● **Your goal**:
Below are some records. Say in a single number how many of their lines include the word "Economic".

● **Working data**:
--*--
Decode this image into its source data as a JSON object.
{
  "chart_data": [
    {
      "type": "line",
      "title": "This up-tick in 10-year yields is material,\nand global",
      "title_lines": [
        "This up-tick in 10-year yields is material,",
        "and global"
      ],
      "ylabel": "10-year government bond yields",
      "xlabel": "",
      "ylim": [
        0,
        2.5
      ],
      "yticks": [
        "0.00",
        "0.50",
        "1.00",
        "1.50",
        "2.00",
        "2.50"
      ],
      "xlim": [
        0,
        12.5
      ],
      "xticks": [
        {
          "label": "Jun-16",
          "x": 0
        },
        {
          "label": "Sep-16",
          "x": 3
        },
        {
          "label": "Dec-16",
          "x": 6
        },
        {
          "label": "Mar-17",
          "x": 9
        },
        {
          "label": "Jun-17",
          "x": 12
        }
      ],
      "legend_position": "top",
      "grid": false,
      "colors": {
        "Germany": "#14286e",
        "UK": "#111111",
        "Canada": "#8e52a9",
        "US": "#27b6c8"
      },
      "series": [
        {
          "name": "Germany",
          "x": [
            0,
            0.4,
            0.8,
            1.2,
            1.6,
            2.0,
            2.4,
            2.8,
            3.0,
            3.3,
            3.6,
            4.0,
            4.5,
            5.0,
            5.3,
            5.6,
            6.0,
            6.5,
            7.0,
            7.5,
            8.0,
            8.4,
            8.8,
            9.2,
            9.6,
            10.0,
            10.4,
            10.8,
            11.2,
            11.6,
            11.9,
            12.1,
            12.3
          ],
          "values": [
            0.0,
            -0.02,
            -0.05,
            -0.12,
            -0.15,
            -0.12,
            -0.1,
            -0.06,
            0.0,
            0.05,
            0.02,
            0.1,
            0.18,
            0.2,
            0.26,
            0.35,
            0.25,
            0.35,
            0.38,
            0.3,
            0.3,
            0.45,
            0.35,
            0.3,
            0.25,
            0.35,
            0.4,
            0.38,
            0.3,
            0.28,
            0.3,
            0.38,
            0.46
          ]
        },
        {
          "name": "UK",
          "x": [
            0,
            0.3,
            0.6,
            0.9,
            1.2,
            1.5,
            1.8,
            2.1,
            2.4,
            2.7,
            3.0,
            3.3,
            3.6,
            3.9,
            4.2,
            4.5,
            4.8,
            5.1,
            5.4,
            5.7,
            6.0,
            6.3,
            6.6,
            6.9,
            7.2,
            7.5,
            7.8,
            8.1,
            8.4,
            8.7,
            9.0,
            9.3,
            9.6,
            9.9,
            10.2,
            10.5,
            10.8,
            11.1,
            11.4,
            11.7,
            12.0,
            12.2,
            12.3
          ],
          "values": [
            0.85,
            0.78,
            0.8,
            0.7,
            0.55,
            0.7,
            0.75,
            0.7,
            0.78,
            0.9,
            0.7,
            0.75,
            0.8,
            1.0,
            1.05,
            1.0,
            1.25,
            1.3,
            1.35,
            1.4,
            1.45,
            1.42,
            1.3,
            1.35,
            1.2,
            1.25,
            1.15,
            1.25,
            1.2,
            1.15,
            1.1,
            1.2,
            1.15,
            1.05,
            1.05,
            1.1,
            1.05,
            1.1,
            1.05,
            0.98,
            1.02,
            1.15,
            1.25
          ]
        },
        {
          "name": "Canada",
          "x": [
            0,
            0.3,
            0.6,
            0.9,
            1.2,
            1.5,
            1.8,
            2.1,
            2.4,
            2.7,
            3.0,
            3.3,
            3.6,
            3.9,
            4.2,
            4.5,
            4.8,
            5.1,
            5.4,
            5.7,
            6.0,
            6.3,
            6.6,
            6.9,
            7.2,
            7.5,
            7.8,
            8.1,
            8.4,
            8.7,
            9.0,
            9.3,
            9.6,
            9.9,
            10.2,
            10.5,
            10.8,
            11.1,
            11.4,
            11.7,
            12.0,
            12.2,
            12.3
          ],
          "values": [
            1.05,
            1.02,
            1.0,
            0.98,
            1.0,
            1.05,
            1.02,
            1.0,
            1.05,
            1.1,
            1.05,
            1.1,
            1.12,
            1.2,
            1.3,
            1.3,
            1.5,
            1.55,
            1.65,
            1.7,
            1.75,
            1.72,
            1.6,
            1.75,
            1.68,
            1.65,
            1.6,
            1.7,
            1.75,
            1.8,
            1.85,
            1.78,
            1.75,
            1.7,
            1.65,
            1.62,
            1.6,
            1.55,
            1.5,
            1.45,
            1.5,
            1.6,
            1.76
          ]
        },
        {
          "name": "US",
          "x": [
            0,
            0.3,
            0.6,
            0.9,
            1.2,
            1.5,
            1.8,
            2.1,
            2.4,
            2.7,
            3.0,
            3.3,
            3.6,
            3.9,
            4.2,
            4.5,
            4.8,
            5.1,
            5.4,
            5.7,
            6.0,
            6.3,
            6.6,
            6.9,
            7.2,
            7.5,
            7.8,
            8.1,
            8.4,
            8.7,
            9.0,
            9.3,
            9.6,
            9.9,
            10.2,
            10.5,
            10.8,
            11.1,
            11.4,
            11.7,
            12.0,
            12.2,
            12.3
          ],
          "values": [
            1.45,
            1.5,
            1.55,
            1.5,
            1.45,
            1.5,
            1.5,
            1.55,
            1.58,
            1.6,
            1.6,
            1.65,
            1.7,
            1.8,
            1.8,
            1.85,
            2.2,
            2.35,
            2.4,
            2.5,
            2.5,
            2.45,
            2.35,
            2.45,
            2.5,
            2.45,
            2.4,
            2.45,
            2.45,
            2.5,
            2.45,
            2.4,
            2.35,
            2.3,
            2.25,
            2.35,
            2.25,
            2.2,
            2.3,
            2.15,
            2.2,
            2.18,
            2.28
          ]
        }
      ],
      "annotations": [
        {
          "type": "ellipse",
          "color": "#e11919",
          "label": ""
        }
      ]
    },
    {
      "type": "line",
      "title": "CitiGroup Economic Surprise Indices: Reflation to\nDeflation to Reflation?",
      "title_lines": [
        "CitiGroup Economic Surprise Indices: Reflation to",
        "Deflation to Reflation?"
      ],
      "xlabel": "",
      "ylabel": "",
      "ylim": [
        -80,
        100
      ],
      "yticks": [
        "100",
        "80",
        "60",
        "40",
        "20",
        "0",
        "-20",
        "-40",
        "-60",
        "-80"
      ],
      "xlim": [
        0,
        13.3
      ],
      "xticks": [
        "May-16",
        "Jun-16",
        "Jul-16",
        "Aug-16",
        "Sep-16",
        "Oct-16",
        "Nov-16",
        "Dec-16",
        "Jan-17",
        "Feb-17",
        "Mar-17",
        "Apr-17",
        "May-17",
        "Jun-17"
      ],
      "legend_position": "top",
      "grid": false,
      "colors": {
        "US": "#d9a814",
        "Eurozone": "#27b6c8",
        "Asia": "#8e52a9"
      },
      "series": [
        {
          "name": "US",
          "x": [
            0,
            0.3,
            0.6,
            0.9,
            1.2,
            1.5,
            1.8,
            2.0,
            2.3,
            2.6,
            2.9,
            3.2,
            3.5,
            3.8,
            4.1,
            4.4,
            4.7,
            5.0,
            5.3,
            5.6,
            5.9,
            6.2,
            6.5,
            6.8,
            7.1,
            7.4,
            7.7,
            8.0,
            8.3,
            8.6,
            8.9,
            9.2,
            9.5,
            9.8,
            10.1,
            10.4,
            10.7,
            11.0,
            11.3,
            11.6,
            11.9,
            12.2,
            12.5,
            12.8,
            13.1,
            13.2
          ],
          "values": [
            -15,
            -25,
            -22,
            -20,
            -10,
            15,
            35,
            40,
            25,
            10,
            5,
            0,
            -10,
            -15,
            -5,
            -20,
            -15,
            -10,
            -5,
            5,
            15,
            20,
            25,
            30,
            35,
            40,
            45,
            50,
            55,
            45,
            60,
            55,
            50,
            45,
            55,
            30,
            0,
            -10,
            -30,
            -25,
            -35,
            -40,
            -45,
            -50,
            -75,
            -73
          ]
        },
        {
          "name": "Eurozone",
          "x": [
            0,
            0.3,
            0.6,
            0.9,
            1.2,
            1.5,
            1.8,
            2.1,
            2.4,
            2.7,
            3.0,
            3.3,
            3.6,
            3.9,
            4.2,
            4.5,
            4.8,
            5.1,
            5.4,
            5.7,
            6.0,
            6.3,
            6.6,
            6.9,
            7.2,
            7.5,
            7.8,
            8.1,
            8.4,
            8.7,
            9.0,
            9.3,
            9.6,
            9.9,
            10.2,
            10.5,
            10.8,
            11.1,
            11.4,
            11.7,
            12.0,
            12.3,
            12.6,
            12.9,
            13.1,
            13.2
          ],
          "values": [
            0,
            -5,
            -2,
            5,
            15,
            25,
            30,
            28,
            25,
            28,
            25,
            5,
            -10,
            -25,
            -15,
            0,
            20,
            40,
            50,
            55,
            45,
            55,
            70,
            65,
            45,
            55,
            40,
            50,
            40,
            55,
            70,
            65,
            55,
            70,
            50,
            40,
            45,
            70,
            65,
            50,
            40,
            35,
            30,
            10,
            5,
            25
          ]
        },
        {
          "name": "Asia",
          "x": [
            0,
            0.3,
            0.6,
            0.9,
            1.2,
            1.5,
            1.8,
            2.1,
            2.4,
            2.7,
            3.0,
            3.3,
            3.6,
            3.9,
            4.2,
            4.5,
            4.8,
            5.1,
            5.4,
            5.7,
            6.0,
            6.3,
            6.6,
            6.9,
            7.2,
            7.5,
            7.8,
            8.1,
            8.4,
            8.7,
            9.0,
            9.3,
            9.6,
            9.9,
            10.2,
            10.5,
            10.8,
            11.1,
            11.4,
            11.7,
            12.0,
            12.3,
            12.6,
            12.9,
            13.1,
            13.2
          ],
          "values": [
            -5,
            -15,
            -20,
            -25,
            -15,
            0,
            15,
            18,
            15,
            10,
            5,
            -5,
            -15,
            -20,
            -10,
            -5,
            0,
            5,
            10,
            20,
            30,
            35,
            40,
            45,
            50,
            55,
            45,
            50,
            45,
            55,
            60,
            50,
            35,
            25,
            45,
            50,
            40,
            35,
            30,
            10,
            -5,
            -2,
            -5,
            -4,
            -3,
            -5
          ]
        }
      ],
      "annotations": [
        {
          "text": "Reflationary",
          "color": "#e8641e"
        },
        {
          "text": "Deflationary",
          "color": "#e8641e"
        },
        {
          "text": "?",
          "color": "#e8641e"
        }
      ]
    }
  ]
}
--*--
● **Response below**:
2